**Your objective:**
Pull out every line with the word "Lake".

(Extracted records)
******************************
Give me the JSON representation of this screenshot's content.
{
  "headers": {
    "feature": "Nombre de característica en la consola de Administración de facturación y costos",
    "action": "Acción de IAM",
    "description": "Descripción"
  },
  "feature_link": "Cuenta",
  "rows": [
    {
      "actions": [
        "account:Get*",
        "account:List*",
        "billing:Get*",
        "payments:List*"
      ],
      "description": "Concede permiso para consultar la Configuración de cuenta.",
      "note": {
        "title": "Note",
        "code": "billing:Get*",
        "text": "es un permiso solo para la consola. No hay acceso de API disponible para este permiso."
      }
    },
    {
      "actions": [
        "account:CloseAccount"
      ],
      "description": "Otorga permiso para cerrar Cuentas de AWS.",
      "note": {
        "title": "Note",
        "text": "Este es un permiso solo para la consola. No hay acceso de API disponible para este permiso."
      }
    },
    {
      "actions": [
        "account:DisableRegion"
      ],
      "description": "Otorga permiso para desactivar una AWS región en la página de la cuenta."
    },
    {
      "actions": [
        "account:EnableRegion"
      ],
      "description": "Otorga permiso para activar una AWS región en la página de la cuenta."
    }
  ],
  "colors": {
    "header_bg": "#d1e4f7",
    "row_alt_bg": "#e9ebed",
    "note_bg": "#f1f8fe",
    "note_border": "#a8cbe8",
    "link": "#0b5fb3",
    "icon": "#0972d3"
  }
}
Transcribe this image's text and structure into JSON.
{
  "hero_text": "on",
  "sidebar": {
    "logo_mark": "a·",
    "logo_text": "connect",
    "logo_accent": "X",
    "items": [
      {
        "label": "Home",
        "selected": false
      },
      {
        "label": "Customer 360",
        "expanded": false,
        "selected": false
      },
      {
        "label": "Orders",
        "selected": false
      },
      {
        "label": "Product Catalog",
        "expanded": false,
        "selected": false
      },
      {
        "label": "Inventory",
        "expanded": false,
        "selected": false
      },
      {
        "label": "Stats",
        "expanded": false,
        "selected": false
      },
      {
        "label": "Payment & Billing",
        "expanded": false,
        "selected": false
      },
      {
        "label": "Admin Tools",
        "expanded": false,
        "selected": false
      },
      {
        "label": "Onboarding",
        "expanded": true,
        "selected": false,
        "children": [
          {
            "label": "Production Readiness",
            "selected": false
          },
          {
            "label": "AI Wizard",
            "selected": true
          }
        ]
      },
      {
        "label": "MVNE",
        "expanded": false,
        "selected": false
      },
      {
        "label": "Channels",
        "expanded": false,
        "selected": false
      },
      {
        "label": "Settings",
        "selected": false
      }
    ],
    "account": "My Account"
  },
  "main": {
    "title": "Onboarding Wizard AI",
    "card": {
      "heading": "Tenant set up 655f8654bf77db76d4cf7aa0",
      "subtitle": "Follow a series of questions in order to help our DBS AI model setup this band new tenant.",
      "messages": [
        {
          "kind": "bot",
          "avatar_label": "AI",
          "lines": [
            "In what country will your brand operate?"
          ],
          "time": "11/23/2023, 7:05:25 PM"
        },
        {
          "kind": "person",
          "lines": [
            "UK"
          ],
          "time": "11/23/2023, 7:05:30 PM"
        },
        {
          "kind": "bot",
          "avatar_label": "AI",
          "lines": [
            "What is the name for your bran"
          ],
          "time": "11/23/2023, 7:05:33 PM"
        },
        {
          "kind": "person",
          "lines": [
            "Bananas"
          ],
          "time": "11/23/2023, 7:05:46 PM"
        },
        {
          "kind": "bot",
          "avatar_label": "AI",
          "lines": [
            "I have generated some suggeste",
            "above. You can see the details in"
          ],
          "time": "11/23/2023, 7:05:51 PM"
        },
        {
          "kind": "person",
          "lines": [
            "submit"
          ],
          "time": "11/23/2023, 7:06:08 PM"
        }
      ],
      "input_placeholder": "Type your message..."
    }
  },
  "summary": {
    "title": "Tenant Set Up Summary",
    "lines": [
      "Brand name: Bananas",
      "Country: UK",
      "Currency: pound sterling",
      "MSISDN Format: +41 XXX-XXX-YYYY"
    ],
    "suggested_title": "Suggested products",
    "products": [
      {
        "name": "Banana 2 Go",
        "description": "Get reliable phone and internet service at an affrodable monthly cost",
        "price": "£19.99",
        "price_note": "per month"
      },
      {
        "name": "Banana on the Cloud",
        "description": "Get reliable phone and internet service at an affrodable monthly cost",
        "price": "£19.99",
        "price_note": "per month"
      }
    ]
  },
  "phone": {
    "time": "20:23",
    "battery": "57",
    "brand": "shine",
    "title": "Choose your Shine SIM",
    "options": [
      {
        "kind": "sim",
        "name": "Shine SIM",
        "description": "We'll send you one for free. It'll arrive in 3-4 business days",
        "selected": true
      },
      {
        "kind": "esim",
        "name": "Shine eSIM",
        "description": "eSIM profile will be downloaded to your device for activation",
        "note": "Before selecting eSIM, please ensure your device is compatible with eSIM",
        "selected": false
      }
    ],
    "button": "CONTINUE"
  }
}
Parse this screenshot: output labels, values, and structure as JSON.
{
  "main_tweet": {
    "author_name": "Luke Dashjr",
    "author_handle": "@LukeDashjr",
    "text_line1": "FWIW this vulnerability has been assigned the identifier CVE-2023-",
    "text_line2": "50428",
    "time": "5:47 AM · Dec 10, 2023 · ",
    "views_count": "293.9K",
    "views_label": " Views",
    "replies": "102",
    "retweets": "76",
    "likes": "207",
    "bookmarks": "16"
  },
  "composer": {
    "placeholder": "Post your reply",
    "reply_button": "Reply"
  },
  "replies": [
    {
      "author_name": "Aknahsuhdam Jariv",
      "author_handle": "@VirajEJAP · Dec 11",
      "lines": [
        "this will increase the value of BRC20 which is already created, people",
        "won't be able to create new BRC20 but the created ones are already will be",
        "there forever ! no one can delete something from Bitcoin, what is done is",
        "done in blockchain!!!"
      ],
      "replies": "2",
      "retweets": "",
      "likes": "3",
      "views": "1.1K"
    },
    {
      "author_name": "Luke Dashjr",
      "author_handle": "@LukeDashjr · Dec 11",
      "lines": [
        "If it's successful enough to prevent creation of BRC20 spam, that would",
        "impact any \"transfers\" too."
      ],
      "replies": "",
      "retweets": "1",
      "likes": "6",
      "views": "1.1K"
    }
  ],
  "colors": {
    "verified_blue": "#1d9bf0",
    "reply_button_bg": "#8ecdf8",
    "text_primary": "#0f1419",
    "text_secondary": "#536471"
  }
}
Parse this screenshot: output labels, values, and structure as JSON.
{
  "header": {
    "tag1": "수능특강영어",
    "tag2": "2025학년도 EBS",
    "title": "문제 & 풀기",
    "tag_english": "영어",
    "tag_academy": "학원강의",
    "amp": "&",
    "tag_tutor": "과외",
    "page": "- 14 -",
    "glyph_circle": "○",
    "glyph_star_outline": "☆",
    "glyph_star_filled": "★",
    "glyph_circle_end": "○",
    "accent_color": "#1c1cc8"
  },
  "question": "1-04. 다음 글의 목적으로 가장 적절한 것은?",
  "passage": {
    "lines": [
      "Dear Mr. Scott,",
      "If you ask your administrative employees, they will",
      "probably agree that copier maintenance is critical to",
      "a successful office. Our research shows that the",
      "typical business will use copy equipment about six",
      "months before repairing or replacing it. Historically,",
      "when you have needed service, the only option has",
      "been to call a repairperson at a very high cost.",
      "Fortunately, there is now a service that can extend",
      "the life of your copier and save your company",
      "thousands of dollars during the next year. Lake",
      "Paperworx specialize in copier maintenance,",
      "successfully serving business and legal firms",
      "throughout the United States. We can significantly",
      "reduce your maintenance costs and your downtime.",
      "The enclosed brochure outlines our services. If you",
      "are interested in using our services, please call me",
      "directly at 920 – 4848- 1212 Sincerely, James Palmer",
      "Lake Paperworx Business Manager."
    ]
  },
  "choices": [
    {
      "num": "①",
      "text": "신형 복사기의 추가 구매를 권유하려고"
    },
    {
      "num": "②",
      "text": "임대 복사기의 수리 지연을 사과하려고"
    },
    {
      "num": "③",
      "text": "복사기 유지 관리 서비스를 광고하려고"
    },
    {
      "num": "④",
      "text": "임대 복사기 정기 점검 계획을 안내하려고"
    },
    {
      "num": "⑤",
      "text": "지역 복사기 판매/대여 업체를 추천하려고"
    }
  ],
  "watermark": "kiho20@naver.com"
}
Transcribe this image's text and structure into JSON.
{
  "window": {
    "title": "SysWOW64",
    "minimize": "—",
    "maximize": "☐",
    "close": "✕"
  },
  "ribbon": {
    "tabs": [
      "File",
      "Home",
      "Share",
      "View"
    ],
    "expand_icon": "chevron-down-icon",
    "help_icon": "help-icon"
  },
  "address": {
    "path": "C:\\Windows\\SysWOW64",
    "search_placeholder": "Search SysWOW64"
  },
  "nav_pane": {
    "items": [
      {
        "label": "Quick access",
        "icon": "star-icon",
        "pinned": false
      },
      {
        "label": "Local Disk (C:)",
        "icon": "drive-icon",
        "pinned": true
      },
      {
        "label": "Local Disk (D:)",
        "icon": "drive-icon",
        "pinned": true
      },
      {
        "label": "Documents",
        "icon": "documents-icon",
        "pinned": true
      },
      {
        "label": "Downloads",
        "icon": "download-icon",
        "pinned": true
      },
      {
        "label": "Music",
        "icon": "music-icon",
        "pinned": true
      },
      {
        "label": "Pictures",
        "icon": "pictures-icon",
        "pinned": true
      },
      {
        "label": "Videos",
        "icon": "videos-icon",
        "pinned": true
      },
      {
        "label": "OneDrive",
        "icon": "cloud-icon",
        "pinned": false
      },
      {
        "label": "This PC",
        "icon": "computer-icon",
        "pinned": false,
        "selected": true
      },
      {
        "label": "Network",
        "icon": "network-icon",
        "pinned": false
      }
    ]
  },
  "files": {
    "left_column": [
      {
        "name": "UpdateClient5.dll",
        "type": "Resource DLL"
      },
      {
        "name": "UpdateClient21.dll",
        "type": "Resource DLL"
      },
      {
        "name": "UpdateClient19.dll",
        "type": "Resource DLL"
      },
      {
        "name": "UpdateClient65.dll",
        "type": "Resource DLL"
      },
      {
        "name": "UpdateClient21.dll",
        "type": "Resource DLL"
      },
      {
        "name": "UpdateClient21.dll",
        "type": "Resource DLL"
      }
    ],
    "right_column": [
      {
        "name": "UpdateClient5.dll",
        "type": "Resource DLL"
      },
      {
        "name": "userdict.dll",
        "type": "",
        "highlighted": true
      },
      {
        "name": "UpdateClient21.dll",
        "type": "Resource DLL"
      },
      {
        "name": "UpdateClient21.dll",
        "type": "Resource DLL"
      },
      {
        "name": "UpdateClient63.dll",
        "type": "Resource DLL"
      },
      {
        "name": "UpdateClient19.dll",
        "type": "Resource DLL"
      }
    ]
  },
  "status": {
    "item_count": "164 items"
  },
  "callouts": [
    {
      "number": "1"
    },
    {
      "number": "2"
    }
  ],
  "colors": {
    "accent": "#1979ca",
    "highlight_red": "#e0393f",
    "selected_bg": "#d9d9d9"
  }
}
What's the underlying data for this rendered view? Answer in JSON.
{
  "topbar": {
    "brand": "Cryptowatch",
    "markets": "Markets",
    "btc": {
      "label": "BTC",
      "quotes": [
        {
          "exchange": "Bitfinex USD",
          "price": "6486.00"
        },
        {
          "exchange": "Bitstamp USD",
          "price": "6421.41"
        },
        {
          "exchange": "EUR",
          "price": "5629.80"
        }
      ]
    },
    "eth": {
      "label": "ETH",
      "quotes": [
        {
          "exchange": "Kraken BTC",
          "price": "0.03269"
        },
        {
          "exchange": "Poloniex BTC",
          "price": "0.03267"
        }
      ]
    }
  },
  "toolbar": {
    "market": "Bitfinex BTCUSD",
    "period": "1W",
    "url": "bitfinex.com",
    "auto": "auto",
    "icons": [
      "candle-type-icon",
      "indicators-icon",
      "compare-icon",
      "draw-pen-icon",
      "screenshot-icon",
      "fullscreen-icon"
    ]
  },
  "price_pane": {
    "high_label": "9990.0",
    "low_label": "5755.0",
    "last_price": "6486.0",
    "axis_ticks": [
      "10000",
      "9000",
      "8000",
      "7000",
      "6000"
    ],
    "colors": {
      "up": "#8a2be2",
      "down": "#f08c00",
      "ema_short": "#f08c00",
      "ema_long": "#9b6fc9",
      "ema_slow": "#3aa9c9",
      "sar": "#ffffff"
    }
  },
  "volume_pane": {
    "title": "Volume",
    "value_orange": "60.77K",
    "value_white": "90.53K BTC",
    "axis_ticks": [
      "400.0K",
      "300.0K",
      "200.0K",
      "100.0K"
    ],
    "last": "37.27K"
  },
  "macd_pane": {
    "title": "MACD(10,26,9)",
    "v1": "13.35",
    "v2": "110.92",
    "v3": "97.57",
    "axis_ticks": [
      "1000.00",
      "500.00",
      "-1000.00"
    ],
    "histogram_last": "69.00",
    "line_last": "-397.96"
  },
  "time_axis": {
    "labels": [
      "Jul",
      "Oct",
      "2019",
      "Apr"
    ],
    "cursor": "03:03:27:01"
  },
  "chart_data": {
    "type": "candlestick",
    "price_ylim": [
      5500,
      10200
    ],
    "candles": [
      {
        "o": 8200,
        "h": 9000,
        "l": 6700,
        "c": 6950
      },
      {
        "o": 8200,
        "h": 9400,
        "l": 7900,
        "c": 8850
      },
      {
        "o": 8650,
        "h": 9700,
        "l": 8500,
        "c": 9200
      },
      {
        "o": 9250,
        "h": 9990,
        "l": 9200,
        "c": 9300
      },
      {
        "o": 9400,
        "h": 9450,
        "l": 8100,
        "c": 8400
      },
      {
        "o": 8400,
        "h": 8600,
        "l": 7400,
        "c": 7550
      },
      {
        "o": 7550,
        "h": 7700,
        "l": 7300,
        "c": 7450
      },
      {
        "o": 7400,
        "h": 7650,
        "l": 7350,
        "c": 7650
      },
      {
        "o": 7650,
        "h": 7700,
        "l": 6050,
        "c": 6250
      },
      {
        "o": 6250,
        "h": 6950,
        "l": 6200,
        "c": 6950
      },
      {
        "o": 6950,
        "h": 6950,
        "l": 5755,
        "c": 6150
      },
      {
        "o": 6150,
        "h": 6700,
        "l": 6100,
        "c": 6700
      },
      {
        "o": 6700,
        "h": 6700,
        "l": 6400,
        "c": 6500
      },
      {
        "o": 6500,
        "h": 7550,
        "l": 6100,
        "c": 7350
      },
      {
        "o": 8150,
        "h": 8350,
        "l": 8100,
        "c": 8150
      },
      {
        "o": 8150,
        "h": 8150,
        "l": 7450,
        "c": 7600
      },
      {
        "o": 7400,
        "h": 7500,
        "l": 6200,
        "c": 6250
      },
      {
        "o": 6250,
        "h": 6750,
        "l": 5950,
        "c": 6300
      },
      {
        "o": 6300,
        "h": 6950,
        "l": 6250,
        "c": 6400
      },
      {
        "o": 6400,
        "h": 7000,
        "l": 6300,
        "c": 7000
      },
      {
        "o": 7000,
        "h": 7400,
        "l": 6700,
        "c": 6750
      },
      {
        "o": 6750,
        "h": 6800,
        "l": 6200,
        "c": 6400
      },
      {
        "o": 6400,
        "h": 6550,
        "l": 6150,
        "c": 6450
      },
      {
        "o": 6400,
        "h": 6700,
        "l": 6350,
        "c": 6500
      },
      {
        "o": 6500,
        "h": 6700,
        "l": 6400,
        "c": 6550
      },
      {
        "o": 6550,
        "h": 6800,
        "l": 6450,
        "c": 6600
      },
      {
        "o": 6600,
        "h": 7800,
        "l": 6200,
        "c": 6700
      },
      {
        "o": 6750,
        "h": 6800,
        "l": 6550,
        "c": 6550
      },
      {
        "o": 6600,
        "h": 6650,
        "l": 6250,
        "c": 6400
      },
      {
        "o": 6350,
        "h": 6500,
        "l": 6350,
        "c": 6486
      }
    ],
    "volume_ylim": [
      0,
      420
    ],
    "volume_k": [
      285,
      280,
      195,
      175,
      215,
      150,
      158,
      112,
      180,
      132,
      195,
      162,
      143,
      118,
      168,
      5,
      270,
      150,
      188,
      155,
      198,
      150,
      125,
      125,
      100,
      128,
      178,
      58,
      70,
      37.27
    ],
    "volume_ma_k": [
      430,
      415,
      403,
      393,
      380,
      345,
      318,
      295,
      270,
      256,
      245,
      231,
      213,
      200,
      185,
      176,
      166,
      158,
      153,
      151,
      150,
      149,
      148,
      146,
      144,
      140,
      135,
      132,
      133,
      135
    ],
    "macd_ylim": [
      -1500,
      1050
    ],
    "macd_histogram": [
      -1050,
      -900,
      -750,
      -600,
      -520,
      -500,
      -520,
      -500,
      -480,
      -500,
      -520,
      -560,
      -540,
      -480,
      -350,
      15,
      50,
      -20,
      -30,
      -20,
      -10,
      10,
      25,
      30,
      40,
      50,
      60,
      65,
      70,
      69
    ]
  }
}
******************************
**Completed task:**
      "thousands of dollars during the next year. Lake",
      "Lake Paperworx Business Manager."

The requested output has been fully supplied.